## Directive:
Exactly as they appear, output all of the entries.

[Start Available data]

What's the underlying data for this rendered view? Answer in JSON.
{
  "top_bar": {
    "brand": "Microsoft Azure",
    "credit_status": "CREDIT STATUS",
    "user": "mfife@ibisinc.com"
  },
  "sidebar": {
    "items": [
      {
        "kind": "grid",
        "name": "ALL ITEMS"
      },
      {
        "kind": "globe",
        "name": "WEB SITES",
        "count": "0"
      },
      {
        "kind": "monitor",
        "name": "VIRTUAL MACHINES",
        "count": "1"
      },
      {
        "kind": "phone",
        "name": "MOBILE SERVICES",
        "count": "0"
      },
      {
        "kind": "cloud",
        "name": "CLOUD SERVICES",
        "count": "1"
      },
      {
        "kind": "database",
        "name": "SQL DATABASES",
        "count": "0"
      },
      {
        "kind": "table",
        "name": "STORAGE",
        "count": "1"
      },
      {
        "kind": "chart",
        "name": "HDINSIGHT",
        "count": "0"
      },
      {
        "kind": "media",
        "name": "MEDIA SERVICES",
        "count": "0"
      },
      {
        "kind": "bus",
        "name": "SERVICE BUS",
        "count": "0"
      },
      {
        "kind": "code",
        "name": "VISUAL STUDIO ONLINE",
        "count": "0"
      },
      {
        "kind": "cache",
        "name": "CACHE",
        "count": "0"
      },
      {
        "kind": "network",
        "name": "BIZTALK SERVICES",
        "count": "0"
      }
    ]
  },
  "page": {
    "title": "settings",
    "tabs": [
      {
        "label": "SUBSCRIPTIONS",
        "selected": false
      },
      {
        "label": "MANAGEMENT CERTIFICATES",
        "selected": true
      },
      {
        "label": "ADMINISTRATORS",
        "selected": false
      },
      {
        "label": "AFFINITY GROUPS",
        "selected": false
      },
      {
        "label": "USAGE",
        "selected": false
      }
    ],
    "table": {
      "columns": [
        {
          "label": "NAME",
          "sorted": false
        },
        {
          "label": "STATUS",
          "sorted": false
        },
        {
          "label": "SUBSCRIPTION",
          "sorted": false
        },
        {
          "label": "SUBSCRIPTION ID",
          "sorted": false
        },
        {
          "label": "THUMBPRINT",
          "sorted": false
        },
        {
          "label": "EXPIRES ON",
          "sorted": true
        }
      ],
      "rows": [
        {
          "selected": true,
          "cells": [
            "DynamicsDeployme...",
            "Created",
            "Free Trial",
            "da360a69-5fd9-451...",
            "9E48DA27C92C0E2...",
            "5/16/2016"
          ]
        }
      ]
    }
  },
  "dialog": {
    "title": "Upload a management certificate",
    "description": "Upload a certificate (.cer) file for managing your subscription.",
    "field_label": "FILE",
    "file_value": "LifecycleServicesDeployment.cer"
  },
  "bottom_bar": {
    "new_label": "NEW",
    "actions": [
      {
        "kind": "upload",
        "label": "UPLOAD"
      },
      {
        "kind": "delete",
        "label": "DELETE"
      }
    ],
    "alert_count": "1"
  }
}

[End Available data]

## Output for this task:
What's the underlying data for this rendered view? Answer in JSON.
{
  "top_bar": {
    "brand": "Microsoft Azure",
    "credit_status": "CREDIT STATUS",
    "user": "mfife@ibisinc.com"
  },
  "sidebar": {
    "items": [
      {
        "kind": "grid",
        "name": "ALL ITEMS"
      },
      {
        "kind": "globe",
        "name": "WEB SITES",
        "count": "0"
      },
      {
        "kind": "monitor",
        "name": "VIRTUAL MACHINES",
        "count": "1"
      },
      {
        "kind": "phone",
        "name": "MOBILE SERVICES",
        "count": "0"
      },
      {
        "kind": "cloud",
        "name": "CLOUD SERVICES",
        "count": "1"
      },
      {
        "kind": "database",
        "name": "SQL DATABASES",
        "count": "0"
      },
      {
        "kind": "table",
        "name": "STORAGE",
        "count": "1"
      },
      {
        "kind": "chart",
        "name": "HDINSIGHT",
        "count": "0"
      },
      {
        "kind": "media",
        "name": "MEDIA SERVICES",
        "count": "0"
      },
      {
        "kind": "bus",
        "name": "SERVICE BUS",
        "count": "0"
      },
      {
        "kind": "code",
        "name": "VISUAL STUDIO ONLINE",
        "count": "0"
      },
      {
        "kind": "cache",
        "name": "CACHE",
        "count": "0"
      },
      {
        "kind": "network",
        "name": "BIZTALK SERVICES",
        "count": "0"
      }
    ]
  },
  "page": {
    "title": "settings",
    "tabs": [
      {
        "label": "SUBSCRIPTIONS",
        "selected": false
      },
      {
        "label": "MANAGEMENT CERTIFICATES",
        "selected": true
      },
      {
        "label": "ADMINISTRATORS",
        "selected": false
      },
      {
        "label": "AFFINITY GROUPS",
        "selected": false
      },
      {
        "label": "USAGE",
        "selected": false
      }
    ],
    "table": {
      "columns": [
        {
          "label": "NAME",
          "sorted": false
        },
        {
          "label": "STATUS",
          "sorted": false
        },
        {
          "label": "SUBSCRIPTION",
          "sorted": false
        },
        {
          "label": "SUBSCRIPTION ID",
          "sorted": false
        },
        {
          "label": "THUMBPRINT",
          "sorted": false
        },
        {
          "label": "EXPIRES ON",
          "sorted": true
        }
      ],
      "rows": [
        {
          "selected": true,
          "cells": [
            "DynamicsDeployme...",
            "Created",
            "Free Trial",
            "da360a69-5fd9-451...",
            "9E48DA27C92C0E2...",
            "5/16/2016"
          ]
        }
      ]
    }
  },
  "dialog": {
    "title": "Upload a management certificate",
    "description": "Upload a certificate (.cer) file for managing your subscription.",
    "field_label": "FILE",
    "file_value": "LifecycleServicesDeployment.cer"
  },
  "bottom_bar": {
    "new_label": "NEW",
    "actions": [
      {
        "kind": "upload",
        "label": "UPLOAD"
      },
      {
        "kind": "delete",
        "label": "DELETE"
      }
    ],
    "alert_count": "1"
  }
}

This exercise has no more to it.